▸ **INSTRUCTIONS FOR THE TASK**:
Transcribe the records below exactly.

▸ **DATA EXCERPTS**:

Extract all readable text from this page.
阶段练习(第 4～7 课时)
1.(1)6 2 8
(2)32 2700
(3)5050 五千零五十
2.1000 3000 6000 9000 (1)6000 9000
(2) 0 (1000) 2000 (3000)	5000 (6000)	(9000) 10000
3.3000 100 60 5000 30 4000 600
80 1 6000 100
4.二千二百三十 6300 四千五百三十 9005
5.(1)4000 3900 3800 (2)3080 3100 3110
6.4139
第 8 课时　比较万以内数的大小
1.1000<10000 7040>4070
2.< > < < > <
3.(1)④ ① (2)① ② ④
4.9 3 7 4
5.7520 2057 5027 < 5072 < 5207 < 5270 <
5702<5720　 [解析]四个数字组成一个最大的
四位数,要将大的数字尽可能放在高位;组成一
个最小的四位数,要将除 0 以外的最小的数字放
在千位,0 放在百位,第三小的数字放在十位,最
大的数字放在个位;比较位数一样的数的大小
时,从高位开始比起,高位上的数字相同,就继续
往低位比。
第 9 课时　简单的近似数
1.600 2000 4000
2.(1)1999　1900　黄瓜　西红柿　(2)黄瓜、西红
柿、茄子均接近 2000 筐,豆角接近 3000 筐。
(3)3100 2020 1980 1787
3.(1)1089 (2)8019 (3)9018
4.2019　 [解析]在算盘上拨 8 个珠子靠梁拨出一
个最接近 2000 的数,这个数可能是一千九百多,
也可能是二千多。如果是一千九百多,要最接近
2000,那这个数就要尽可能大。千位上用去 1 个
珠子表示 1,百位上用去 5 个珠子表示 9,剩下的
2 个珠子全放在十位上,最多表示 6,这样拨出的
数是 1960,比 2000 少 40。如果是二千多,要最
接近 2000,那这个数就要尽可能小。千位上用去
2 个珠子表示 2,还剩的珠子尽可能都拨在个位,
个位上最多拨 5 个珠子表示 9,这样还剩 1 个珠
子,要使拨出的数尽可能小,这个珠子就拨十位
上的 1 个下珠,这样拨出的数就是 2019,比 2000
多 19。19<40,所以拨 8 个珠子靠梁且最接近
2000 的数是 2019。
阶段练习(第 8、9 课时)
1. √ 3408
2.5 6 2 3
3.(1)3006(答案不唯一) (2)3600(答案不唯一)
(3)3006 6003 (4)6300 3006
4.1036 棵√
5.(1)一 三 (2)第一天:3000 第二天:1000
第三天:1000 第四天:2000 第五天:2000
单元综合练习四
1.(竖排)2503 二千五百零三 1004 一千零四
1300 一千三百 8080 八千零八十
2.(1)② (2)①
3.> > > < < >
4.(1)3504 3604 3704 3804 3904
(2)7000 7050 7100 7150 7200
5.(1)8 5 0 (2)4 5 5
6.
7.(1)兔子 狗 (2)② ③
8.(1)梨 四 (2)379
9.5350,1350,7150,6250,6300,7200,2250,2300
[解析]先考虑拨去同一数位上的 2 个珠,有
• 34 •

▸ **CORRECT ANSWER**:
Extract all readable text from this page.
阶段练习(第 4～7 课时)
1.(1)6 2 8
(2)32 2700
(3)5050 五千零五十
2.1000 3000 6000 9000 (1)6000 9000
(2) 0 (1000) 2000 (3000)	5000 (6000)	(9000) 10000
3.3000 100 60 5000 30 4000 600
80 1 6000 100
4.二千二百三十 6300 四千五百三十 9005
5.(1)4000 3900 3800 (2)3080 3100 3110
6.4139
第 8 课时　比较万以内数的大小
1.1000<10000 7040>4070
2.< > < < > <
3.(1)④ ① (2)① ② ④
4.9 3 7 4
5.7520 2057 5027 < 5072 < 5207 < 5270 <
5702<5720　 [解析]四个数字组成一个最大的
四位数,要将大的数字尽可能放在高位;组成一
个最小的四位数,要将除 0 以外的最小的数字放
在千位,0 放在百位,第三小的数字放在十位,最
大的数字放在个位;比较位数一样的数的大小
时,从高位开始比起,高位上的数字相同,就继续
往低位比。
第 9 课时　简单的近似数
1.600 2000 4000
2.(1)1999　1900　黄瓜　西红柿　(2)黄瓜、西红
柿、茄子均接近 2000 筐,豆角接近 3000 筐。
(3)3100 2020 1980 1787
3.(1)1089 (2)8019 (3)9018
4.2019　 [解析]在算盘上拨 8 个珠子靠梁拨出一
个最接近 2000 的数,这个数可能是一千九百多,
也可能是二千多。如果是一千九百多,要最接近
2000,那这个数就要尽可能大。千位上用去 1 个
珠子表示 1,百位上用去 5 个珠子表示 9,剩下的
2 个珠子全放在十位上,最多表示 6,这样拨出的
数是 1960,比 2000 少 40。如果是二千多,要最
接近 2000,那这个数就要尽可能小。千位上用去
2 个珠子表示 2,还剩的珠子尽可能都拨在个位,
个位上最多拨 5 个珠子表示 9,这样还剩 1 个珠
子,要使拨出的数尽可能小,这个珠子就拨十位
上的 1 个下珠,这样拨出的数就是 2019,比 2000
多 19。19<40,所以拨 8 个珠子靠梁且最接近
2000 的数是 2019。
阶段练习(第 8、9 课时)
1. √ 3408
2.5 6 2 3
3.(1)3006(答案不唯一) (2)3600(答案不唯一)
(3)3006 6003 (4)6300 3006
4.1036 棵√
5.(1)一 三 (2)第一天:3000 第二天:1000
第三天:1000 第四天:2000 第五天:2000
单元综合练习四
1.(竖排)2503 二千五百零三 1004 一千零四
1300 一千三百 8080 八千零八十
2.(1)② (2)①
3.> > > < < >
4.(1)3504 3604 3704 3804 3904
(2)7000 7050 7100 7150 7200
5.(1)8 5 0 (2)4 5 5
6.
7.(1)兔子 狗 (2)② ③
8.(1)梨 四 (2)379
9.5350,1350,7150,6250,6300,7200,2250,2300
[解析]先考虑拨去同一数位上的 2 个珠,有
• 34 •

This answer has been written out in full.